Stored records
>> Begin

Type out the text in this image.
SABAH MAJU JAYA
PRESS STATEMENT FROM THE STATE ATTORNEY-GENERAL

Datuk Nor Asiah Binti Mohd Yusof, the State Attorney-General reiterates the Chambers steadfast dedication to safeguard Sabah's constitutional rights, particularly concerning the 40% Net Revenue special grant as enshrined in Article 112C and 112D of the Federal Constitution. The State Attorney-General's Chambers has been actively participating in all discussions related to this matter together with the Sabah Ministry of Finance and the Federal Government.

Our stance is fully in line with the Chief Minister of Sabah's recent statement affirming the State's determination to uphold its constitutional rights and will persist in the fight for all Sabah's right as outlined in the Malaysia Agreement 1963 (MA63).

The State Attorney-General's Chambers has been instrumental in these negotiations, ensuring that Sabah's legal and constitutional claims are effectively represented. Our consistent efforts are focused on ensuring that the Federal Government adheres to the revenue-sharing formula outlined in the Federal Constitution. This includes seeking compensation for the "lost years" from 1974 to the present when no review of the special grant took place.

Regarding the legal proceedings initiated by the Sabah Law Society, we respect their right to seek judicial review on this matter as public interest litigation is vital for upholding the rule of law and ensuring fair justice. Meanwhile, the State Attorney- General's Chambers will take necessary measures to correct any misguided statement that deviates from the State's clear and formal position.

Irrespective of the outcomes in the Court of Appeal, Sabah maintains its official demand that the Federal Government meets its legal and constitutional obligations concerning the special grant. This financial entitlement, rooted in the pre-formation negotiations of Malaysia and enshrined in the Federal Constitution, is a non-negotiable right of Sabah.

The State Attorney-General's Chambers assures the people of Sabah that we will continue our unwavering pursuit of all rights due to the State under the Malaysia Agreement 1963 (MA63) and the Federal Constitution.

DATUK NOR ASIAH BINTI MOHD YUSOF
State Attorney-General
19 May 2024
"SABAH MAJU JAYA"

>> End
>> Begin

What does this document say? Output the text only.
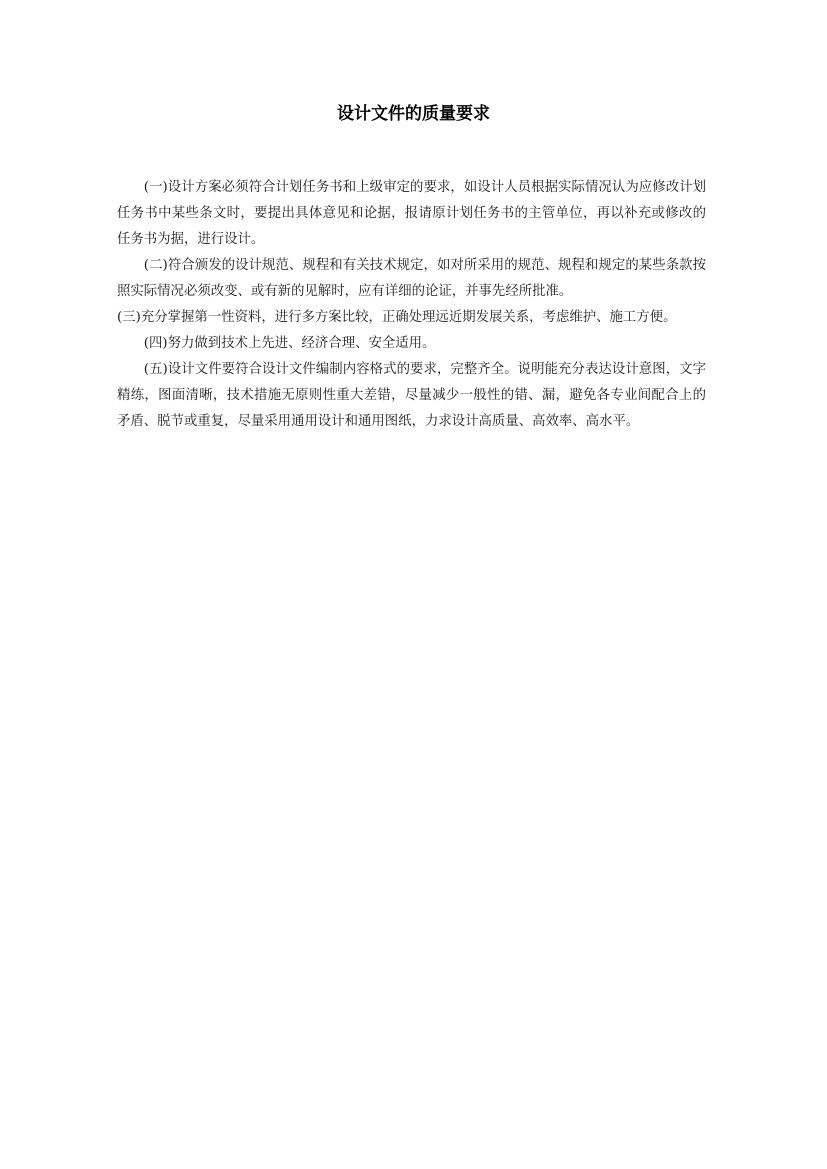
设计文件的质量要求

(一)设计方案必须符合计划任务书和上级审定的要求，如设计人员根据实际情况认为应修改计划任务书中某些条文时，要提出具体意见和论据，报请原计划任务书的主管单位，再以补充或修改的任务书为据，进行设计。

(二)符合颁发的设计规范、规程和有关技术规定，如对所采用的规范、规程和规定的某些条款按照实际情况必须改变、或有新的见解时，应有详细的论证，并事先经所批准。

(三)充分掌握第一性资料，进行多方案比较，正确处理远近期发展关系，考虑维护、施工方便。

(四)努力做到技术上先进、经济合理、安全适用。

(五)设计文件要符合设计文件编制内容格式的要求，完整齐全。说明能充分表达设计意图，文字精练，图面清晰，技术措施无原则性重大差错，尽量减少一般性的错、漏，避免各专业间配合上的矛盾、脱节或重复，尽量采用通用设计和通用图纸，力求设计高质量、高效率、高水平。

>> End

▸ **Work required**: Give only the number of lines in the material above that include the word "negotiations".

▸ **Final answer**: 2